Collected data
>>>
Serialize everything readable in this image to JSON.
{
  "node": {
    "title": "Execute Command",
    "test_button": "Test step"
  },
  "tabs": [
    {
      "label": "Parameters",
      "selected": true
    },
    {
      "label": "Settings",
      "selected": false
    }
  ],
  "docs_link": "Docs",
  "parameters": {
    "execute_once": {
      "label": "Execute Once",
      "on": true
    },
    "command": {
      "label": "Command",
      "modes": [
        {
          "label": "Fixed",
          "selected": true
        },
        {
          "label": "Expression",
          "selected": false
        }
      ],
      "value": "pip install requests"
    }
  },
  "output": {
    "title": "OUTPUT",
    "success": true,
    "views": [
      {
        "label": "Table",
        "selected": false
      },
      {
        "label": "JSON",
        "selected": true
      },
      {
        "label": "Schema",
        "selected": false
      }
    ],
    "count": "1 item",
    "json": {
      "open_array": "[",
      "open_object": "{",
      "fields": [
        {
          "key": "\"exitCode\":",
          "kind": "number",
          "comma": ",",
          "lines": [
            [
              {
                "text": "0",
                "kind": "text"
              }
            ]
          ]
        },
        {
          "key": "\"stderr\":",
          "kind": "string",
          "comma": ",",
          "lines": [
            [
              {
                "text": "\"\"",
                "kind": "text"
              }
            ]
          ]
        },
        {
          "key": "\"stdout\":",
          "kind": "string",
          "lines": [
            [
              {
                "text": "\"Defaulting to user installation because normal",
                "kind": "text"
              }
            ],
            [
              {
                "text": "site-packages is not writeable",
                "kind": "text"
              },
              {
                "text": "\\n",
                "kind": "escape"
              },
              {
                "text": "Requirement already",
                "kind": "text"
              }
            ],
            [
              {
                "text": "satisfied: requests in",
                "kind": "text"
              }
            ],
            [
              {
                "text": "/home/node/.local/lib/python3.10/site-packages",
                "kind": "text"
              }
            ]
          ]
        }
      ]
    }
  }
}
<<<
STATED TASK
Transcribe all of the lines in the records precisely.

WORKED SOLUTION
Serialize everything readable in this image to JSON.
{
  "node": {
    "title": "Execute Command",
    "test_button": "Test step"
  },
  "tabs": [
    {
      "label": "Parameters",
      "selected": true
    },
    {
      "label": "Settings",
      "selected": false
    }
  ],
  "docs_link": "Docs",
  "parameters": {
    "execute_once": {
      "label": "Execute Once",
      "on": true
    },
    "command": {
      "label": "Command",
      "modes": [
        {
          "label": "Fixed",
          "selected": true
        },
        {
          "label": "Expression",
          "selected": false
        }
      ],
      "value": "pip install requests"
    }
  },
  "output": {
    "title": "OUTPUT",
    "success": true,
    "views": [
      {
        "label": "Table",
        "selected": false
      },
      {
        "label": "JSON",
        "selected": true
      },
      {
        "label": "Schema",
        "selected": false
      }
    ],
    "count": "1 item",
    "json": {
      "open_array": "[",
      "open_object": "{",
      "fields": [
        {
          "key": "\"exitCode\":",
          "kind": "number",
          "comma": ",",
          "lines": [
            [
              {
                "text": "0",
                "kind": "text"
              }
            ]
          ]
        },
        {
          "key": "\"stderr\":",
          "kind": "string",
          "comma": ",",
          "lines": [
            [
              {
                "text": "\"\"",
                "kind": "text"
              }
            ]
          ]
        },
        {
          "key": "\"stdout\":",
          "kind": "string",
          "lines": [
            [
              {
                "text": "\"Defaulting to user installation because normal",
                "kind": "text"
              }
            ],
            [
              {
                "text": "site-packages is not writeable",
                "kind": "text"
              },
              {
                "text": "\\n",
                "kind": "escape"
              },
              {
                "text": "Requirement already",
                "kind": "text"
              }
            ],
            [
              {
                "text": "satisfied: requests in",
                "kind": "text"
              }
            ],
            [
              {
                "text": "/home/node/.local/lib/python3.10/site-packages",
                "kind": "text"
              }
            ]
          ]
        }
      ]
    }
  }
}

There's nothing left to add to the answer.